▶ YOUR OBJECTIVE: Below are the entries; return every line among them that holds the word "Center".

▶ SOURCE INFORMATION:
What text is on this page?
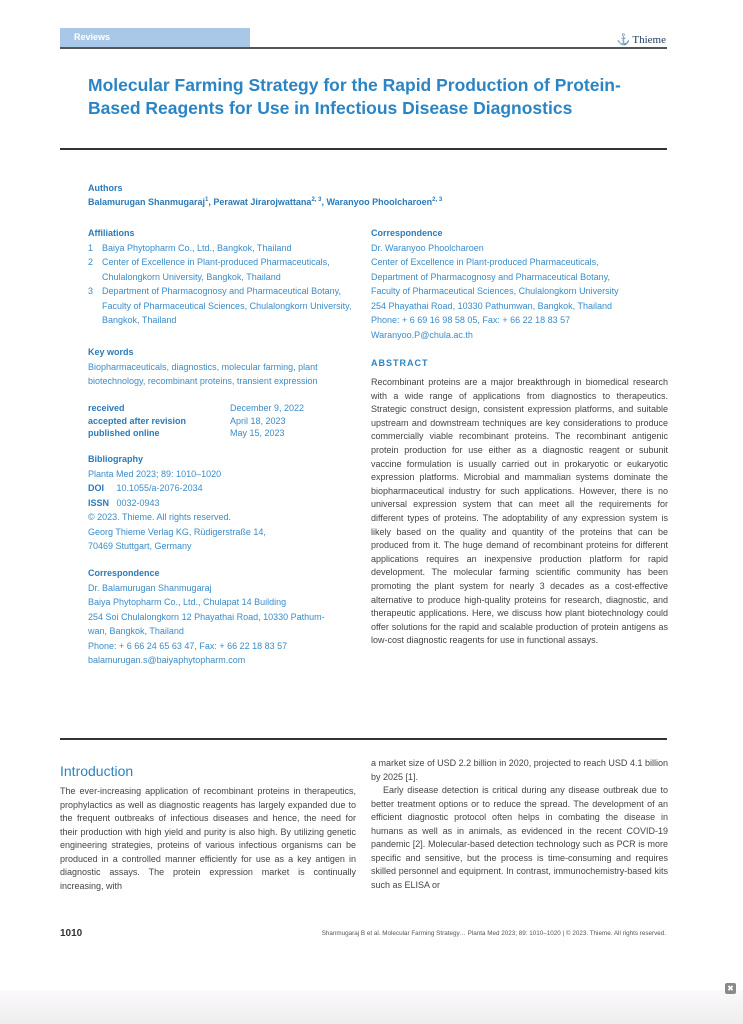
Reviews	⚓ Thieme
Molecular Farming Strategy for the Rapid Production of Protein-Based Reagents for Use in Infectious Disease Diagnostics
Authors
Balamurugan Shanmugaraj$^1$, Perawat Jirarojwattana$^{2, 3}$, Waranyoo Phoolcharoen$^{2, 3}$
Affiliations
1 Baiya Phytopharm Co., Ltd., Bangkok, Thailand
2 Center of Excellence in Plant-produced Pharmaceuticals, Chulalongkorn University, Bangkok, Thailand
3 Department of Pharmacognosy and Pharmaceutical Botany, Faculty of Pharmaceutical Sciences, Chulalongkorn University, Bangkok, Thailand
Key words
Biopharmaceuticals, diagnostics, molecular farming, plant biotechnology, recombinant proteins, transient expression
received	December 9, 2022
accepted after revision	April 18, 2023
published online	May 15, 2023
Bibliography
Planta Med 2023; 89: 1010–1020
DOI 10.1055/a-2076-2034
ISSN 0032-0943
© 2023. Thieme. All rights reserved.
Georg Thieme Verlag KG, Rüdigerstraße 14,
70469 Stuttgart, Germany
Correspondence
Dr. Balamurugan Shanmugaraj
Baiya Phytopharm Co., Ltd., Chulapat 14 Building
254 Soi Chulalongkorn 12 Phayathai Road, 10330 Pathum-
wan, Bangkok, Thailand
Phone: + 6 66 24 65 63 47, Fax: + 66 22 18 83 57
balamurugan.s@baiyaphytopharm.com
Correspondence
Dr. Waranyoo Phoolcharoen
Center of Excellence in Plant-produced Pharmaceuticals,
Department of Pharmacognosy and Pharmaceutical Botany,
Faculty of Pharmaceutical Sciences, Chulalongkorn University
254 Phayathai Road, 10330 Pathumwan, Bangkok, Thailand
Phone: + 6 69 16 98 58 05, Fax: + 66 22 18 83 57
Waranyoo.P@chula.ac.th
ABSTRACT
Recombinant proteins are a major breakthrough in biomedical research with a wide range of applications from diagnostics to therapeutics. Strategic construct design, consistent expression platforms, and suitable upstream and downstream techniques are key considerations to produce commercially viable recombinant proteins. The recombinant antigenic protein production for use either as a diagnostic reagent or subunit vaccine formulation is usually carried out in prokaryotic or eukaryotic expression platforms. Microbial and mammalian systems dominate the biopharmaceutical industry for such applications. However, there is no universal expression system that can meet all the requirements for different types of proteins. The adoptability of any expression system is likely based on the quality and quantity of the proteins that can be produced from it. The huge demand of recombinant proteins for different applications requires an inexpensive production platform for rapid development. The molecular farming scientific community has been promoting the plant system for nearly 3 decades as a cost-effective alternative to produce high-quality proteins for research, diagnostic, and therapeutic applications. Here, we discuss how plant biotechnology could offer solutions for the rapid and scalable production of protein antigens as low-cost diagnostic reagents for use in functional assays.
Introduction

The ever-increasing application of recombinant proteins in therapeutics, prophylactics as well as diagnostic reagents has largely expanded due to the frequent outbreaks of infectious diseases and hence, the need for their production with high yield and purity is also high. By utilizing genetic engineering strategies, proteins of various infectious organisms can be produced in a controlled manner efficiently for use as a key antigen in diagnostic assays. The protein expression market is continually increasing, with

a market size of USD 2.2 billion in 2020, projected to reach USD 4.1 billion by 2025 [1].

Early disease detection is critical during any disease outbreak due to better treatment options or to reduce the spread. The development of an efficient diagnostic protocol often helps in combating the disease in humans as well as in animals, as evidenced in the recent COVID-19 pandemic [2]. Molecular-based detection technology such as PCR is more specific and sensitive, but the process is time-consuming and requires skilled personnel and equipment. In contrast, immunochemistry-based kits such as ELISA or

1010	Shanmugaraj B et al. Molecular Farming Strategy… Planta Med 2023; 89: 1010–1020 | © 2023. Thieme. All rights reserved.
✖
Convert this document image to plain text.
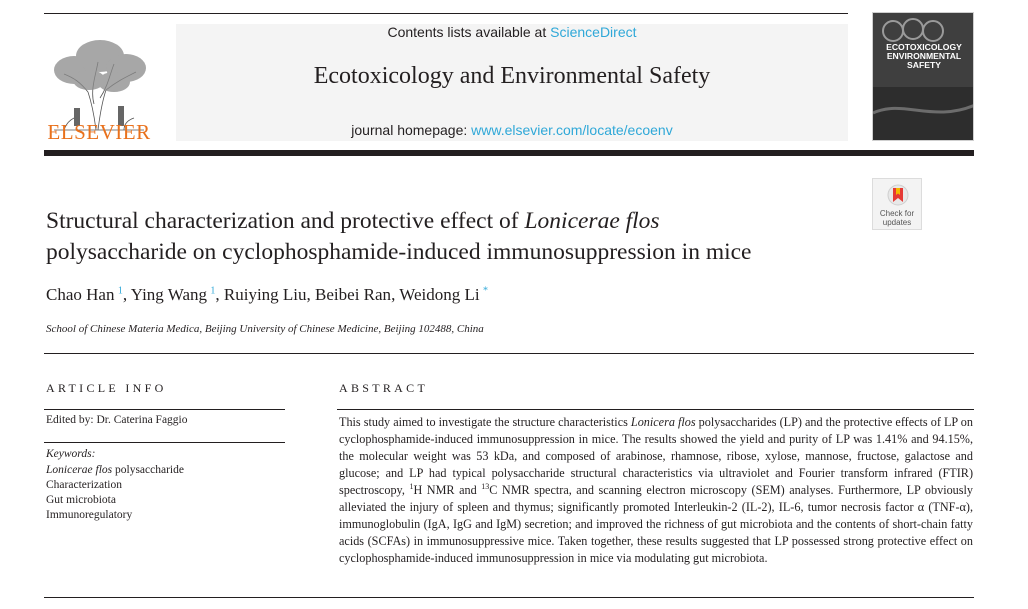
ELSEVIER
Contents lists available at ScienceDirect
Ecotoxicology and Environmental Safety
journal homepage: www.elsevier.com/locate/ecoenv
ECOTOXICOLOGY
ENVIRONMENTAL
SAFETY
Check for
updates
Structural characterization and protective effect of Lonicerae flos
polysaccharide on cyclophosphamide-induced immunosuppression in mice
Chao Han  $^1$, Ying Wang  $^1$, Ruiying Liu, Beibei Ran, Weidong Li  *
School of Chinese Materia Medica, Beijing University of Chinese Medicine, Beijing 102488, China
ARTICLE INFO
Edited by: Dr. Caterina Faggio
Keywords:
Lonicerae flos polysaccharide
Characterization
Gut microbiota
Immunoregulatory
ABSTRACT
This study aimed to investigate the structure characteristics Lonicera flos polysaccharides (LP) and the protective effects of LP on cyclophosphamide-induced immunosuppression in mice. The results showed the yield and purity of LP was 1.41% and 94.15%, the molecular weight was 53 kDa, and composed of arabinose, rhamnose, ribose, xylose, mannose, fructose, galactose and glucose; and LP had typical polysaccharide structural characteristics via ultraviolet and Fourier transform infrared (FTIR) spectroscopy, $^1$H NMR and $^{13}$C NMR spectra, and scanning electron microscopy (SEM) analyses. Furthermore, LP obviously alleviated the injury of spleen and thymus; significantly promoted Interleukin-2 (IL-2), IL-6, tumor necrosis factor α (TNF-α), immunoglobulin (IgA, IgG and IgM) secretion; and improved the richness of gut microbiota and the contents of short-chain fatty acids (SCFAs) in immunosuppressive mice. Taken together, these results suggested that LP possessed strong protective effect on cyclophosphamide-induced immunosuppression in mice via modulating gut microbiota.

▶ ANSWER FOR THIS EXERCISE:
2 Center of Excellence in Plant-produced Pharmaceuticals, Chulalongkorn University, Bangkok, Thailand
Center of Excellence in Plant-produced Pharmaceuticals,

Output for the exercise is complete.